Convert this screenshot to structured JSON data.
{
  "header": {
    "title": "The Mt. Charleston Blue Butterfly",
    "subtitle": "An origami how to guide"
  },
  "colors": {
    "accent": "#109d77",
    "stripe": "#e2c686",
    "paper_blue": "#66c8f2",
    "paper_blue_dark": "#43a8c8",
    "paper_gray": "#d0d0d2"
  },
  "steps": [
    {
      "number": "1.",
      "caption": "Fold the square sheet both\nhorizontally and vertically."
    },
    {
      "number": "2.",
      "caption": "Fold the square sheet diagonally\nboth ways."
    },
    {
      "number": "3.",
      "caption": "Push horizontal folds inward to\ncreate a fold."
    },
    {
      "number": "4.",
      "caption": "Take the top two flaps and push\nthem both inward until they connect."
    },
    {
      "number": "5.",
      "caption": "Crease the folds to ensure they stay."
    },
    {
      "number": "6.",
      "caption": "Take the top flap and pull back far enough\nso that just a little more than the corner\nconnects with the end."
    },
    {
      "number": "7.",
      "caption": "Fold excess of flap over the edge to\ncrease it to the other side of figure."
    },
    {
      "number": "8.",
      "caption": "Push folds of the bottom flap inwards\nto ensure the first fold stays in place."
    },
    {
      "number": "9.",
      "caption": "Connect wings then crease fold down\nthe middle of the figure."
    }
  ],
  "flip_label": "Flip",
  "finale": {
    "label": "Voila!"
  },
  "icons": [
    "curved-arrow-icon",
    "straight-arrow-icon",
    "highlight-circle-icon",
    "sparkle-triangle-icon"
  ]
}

******

**Task goal**
Gather all the lines that include the word "number" and copy them out.

**Complete answer**
      "number": "1.",
      "number": "2.",
      "number": "3.",
      "number": "4.",
      "number": "5.",
      "number": "6.",
      "number": "7.",
      "number": "8.",
      "number": "9.",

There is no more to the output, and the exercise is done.